--- BEGIN INFORMATION SUPPLIED ---
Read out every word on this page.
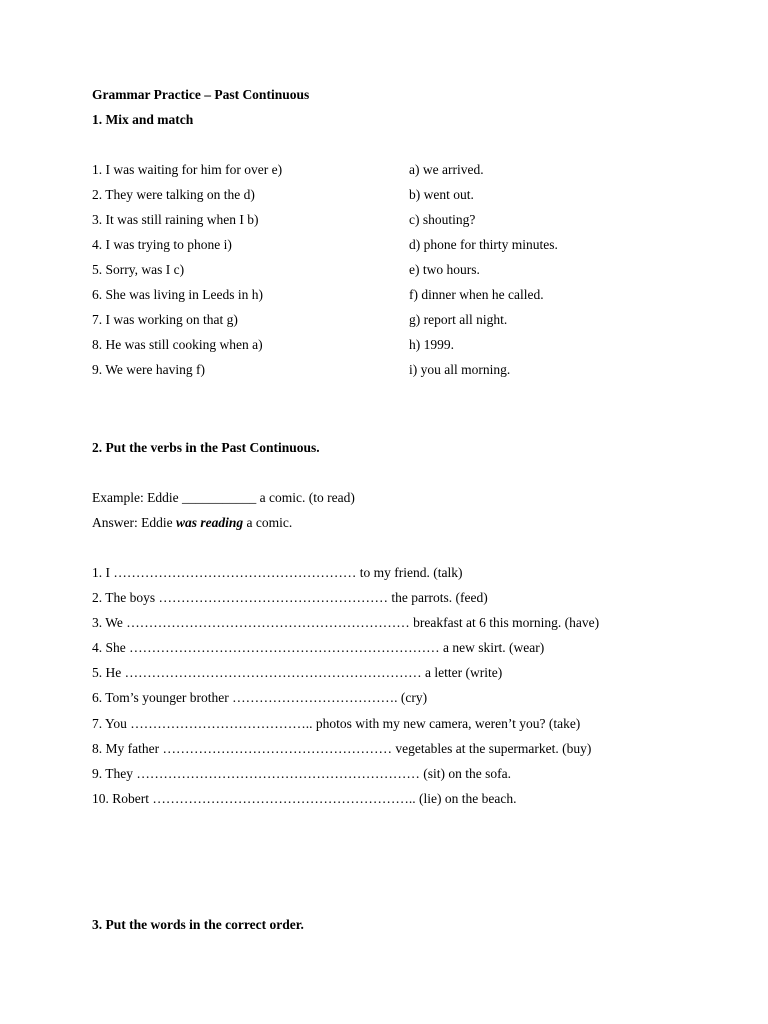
Grammar Practice – Past Continuous
1. Mix and match
1. I was waiting for him for over e)
2. They were talking on the d)
3. It was still raining when I b)
4. I was trying to phone i)
5. Sorry, was I c)
6. She was living in Leeds in h)
7. I was working on that g)
8. He was still cooking when a)
9. We were having f)
a) we arrived.
b) went out.
c) shouting?
d) phone for thirty minutes.
e) two hours.
f) dinner when he called.
g) report all night.
h) 1999.
i) you all morning.
2. Put the verbs in the Past Continuous.
Example: Eddie ___________ a comic. (to read)
Answer: Eddie was reading a comic.
1. I ……………………………………………… to my friend. (talk)
2. The boys …………………………………………… the parrots. (feed)
3. We ……………………………………………………… breakfast at 6 this morning. (have)
4. She …………………………………………………………… a new skirt. (wear)
5. He ………………………………………………………… a letter (write)
6. Tom’s younger brother ………………………………. (cry)
7. You ………………………………….. photos with my new camera, weren’t you? (take)
8. My father …………………………………………… vegetables at the supermarket. (buy)
9. They ……………………………………………………… (sit) on the sofa.
10. Robert ………………………………………………….. (lie) on the beach.
3. Put the words in the correct order.
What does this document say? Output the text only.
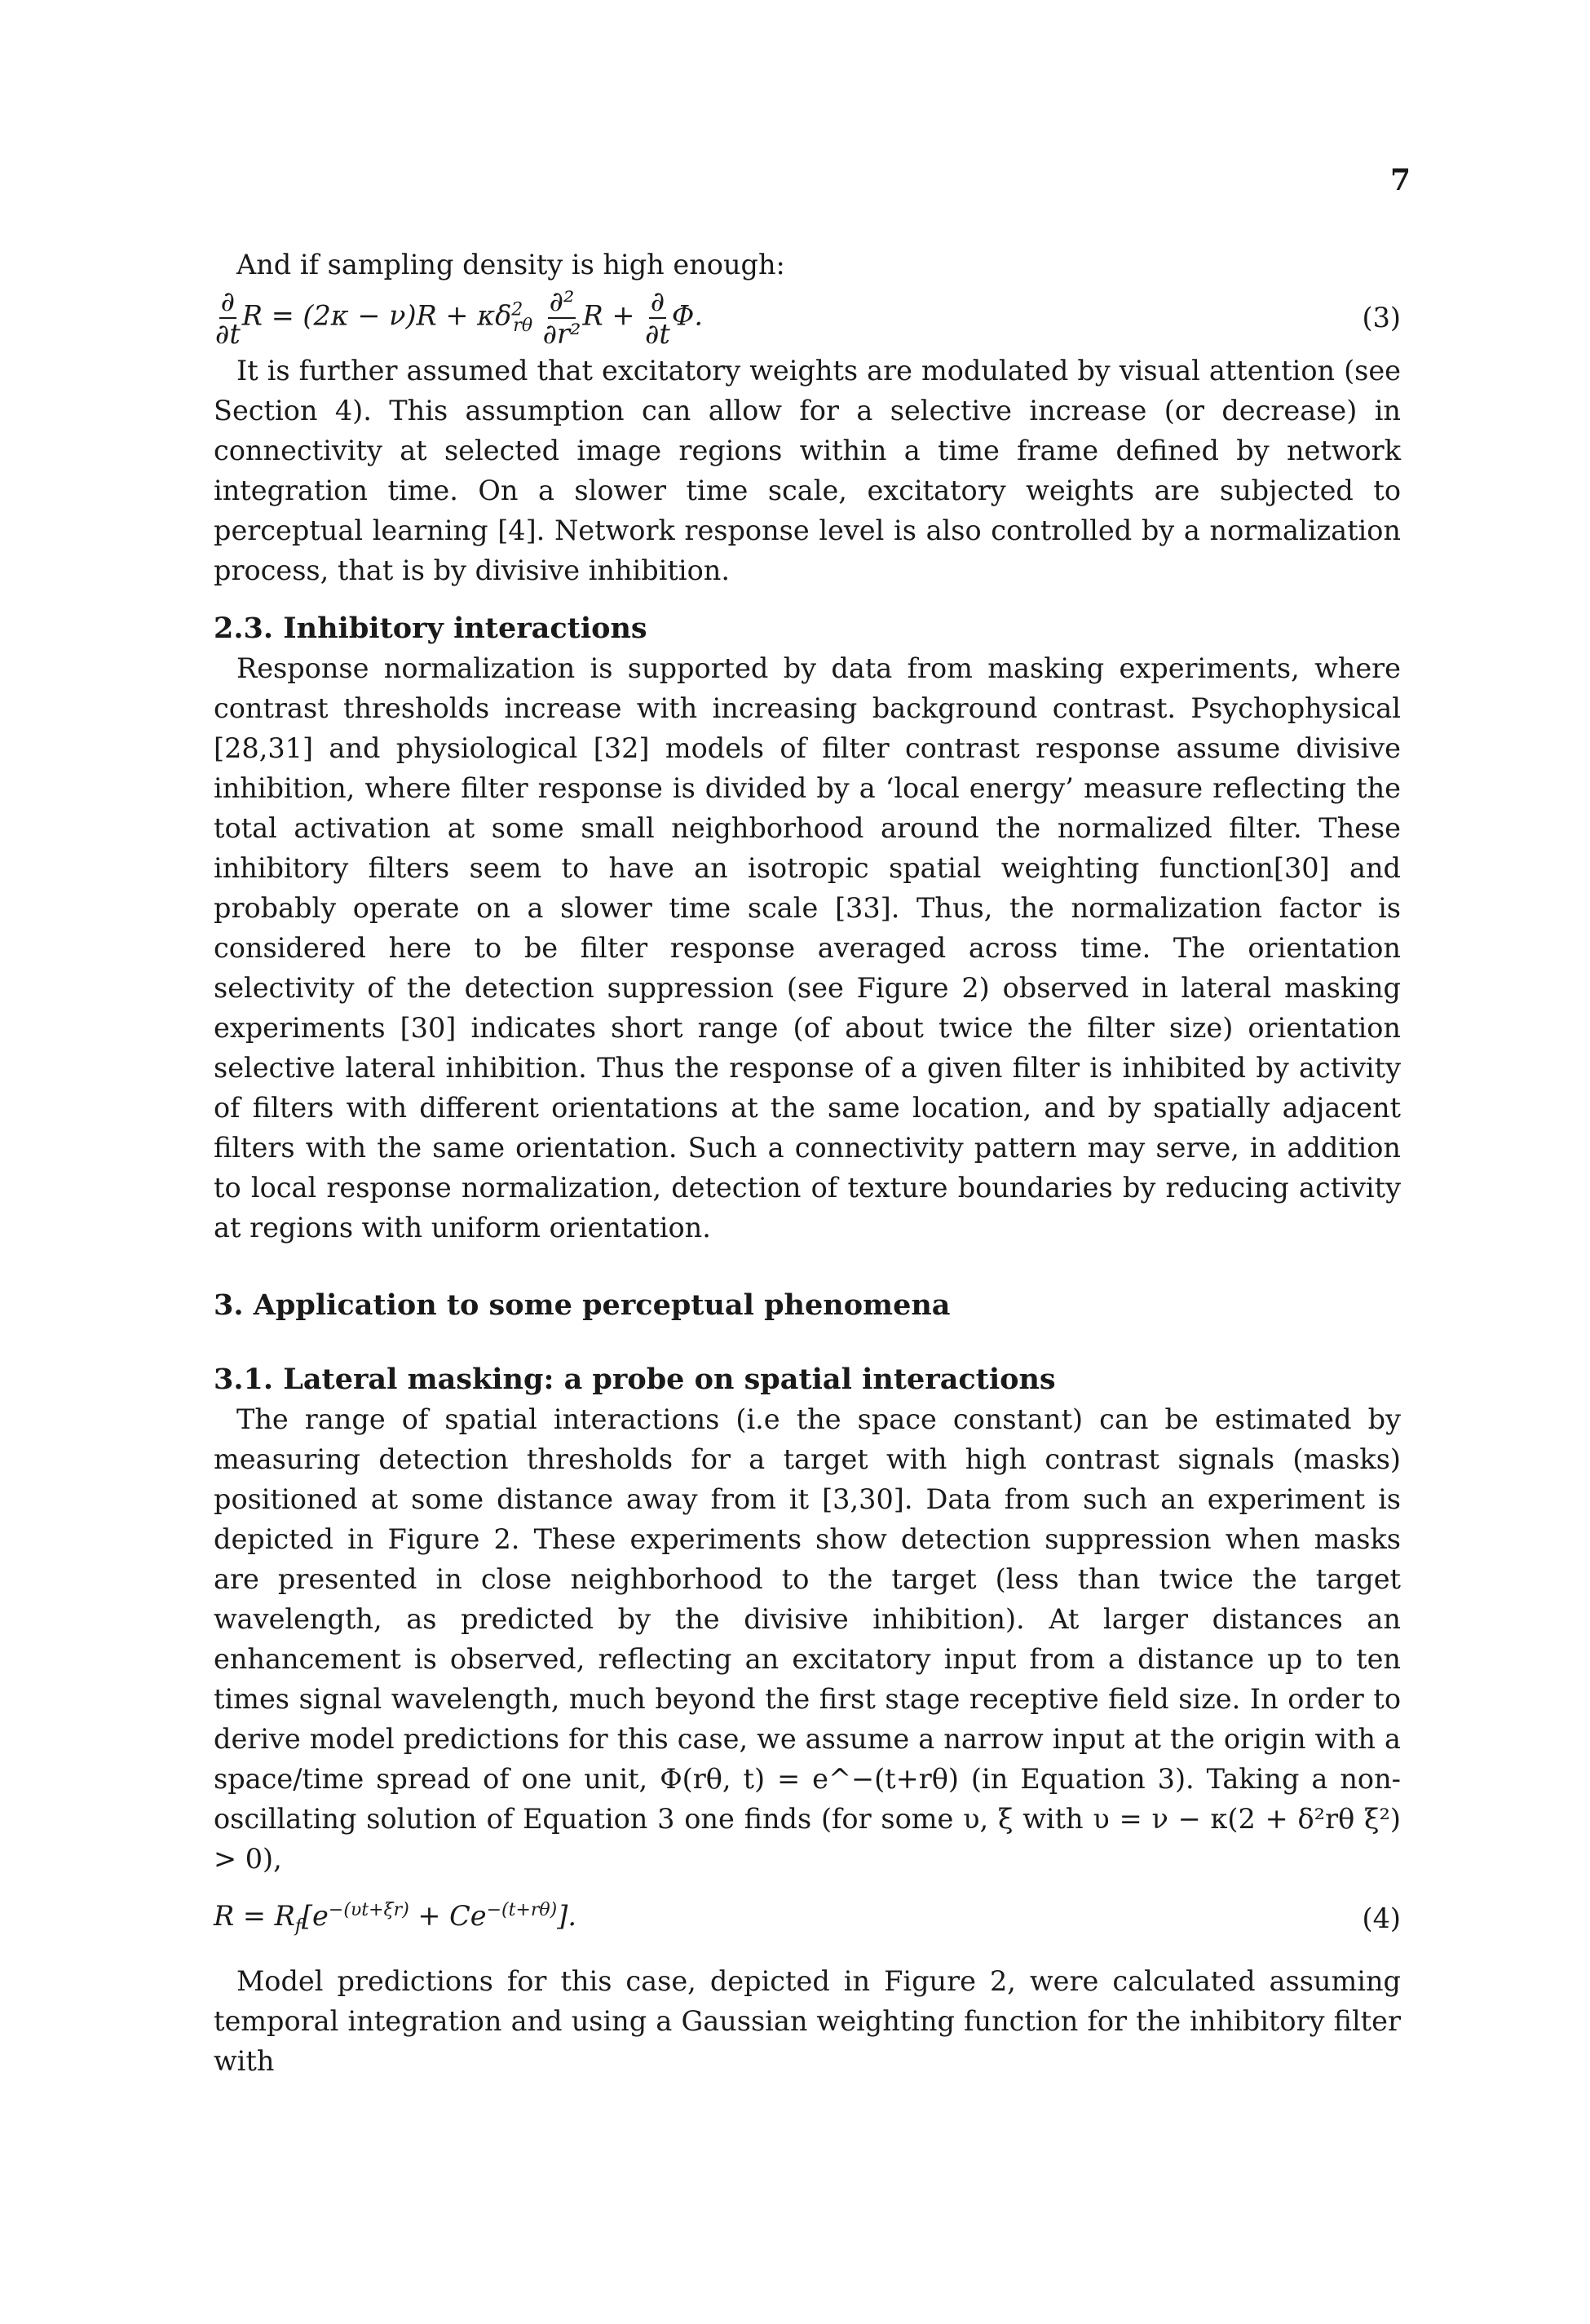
7

And if sampling density is high enough:

$\frac{\partial}{\partial t}$ $R = (2\kappa - \nu)R + \kappa\delta^2_{r\theta} \frac{\text{∂²}}{\text{∂r²}}$ $R + \frac{\partial}{\partial t} \Phi$.	(3)

It is further assumed that excitatory weights are modulated by visual attention (see Section 4). This assumption can allow for a selective increase (or decrease) in connectivity at selected image regions within a time frame defined by network integration time. On a slower time scale, excitatory weights are subjected to perceptual learning [4]. Network response level is also controlled by a normalization process, that is by divisive inhibition.

2.3. Inhibitory interactions

Response normalization is supported by data from masking experiments, where contrast thresholds increase with increasing background contrast. Psychophysical [28,31] and physiological [32] models of filter contrast response assume divisive inhibition, where filter response is divided by a ‘local energy’ measure reflecting the total activation at some small neighborhood around the normalized filter. These inhibitory filters seem to have an isotropic spatial weighting function[30] and probably operate on a slower time scale [33]. Thus, the normalization factor is considered here to be filter response averaged across time. The orientation selectivity of the detection suppression (see Figure 2) observed in lateral masking experiments [30] indicates short range (of about twice the filter size) orientation selective lateral inhibition. Thus the response of a given filter is inhibited by activity of filters with different orientations at the same location, and by spatially adjacent filters with the same orientation. Such a connectivity pattern may serve, in addition to local response normalization, detection of texture boundaries by reducing activity at regions with uniform orientation.

3. Application to some perceptual phenomena
3.1. Lateral masking: a probe on spatial interactions

The range of spatial interactions (i.e the space constant) can be estimated by measuring detection thresholds for a target with high contrast signals (masks) positioned at some distance away from it [3,30]. Data from such an experiment is depicted in Figure 2. These experiments show detection suppression when masks are presented in close neighborhood to the target (less than twice the target wavelength, as predicted by the divisive inhibition). At larger distances an enhancement is observed, reflecting an excitatory input from a distance up to ten times signal wavelength, much beyond the first stage receptive field size. In order to derive model predictions for this case, we assume a narrow input at the origin with a space/time spread of one unit, Φ(rθ, t) = e^−(t+rθ) (in Equation 3). Taking a non-oscillating solution of Equation 3 one finds (for some υ, ξ with υ = ν − κ(2 + δ²rθ ξ²) > 0),

$R = R_f[e^{-(\upsilon t+\xi r)} + Ce^{-(t+r\theta)}]$.	(4)

Model predictions for this case, depicted in Figure 2, were calculated assuming temporal integration and using a Gaussian weighting function for the inhibitory filter with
--- END INFORMATION SUPPLIED ---
TASK BRIEF: Quote every record above exactly, leaving out the pictures.

OUTPUT:
Read out every word on this page.
Grammar Practice – Past Continuous
1. Mix and match
1. I was waiting for him for over e)
2. They were talking on the d)
3. It was still raining when I b)
4. I was trying to phone i)
5. Sorry, was I c)
6. She was living in Leeds in h)
7. I was working on that g)
8. He was still cooking when a)
9. We were having f)
a) we arrived.
b) went out.
c) shouting?
d) phone for thirty minutes.
e) two hours.
f) dinner when he called.
g) report all night.
h) 1999.
i) you all morning.
2. Put the verbs in the Past Continuous.
Example: Eddie ___________ a comic. (to read)
Answer: Eddie was reading a comic.
1. I ……………………………………………… to my friend. (talk)
2. The boys …………………………………………… the parrots. (feed)
3. We ……………………………………………………… breakfast at 6 this morning. (have)
4. She …………………………………………………………… a new skirt. (wear)
5. He ………………………………………………………… a letter (write)
6. Tom’s younger brother ………………………………. (cry)
7. You ………………………………….. photos with my new camera, weren’t you? (take)
8. My father …………………………………………… vegetables at the supermarket. (buy)
9. They ……………………………………………………… (sit) on the sofa.
10. Robert ………………………………………………….. (lie) on the beach.
3. Put the words in the correct order.
What does this document say? Output the text only.
7

And if sampling density is high enough:

$\frac{\partial}{\partial t}$ $R = (2\kappa - \nu)R + \kappa\delta^2_{r\theta} \frac{\text{∂²}}{\text{∂r²}}$ $R + \frac{\partial}{\partial t} \Phi$.	(3)

It is further assumed that excitatory weights are modulated by visual attention (see Section 4). This assumption can allow for a selective increase (or decrease) in connectivity at selected image regions within a time frame defined by network integration time. On a slower time scale, excitatory weights are subjected to perceptual learning [4]. Network response level is also controlled by a normalization process, that is by divisive inhibition.

2.3. Inhibitory interactions

Response normalization is supported by data from masking experiments, where contrast thresholds increase with increasing background contrast. Psychophysical [28,31] and physiological [32] models of filter contrast response assume divisive inhibition, where filter response is divided by a ‘local energy’ measure reflecting the total activation at some small neighborhood around the normalized filter. These inhibitory filters seem to have an isotropic spatial weighting function[30] and probably operate on a slower time scale [33]. Thus, the normalization factor is considered here to be filter response averaged across time. The orientation selectivity of the detection suppression (see Figure 2) observed in lateral masking experiments [30] indicates short range (of about twice the filter size) orientation selective lateral inhibition. Thus the response of a given filter is inhibited by activity of filters with different orientations at the same location, and by spatially adjacent filters with the same orientation. Such a connectivity pattern may serve, in addition to local response normalization, detection of texture boundaries by reducing activity at regions with uniform orientation.

3. Application to some perceptual phenomena
3.1. Lateral masking: a probe on spatial interactions

The range of spatial interactions (i.e the space constant) can be estimated by measuring detection thresholds for a target with high contrast signals (masks) positioned at some distance away from it [3,30]. Data from such an experiment is depicted in Figure 2. These experiments show detection suppression when masks are presented in close neighborhood to the target (less than twice the target wavelength, as predicted by the divisive inhibition). At larger distances an enhancement is observed, reflecting an excitatory input from a distance up to ten times signal wavelength, much beyond the first stage receptive field size. In order to derive model predictions for this case, we assume a narrow input at the origin with a space/time spread of one unit, Φ(rθ, t) = e^−(t+rθ) (in Equation 3). Taking a non-oscillating solution of Equation 3 one finds (for some υ, ξ with υ = ν − κ(2 + δ²rθ ξ²) > 0),

$R = R_f[e^{-(\upsilon t+\xi r)} + Ce^{-(t+r\theta)}]$.	(4)

Model predictions for this case, depicted in Figure 2, were calculated assuming temporal integration and using a Gaussian weighting function for the inhibitory filter with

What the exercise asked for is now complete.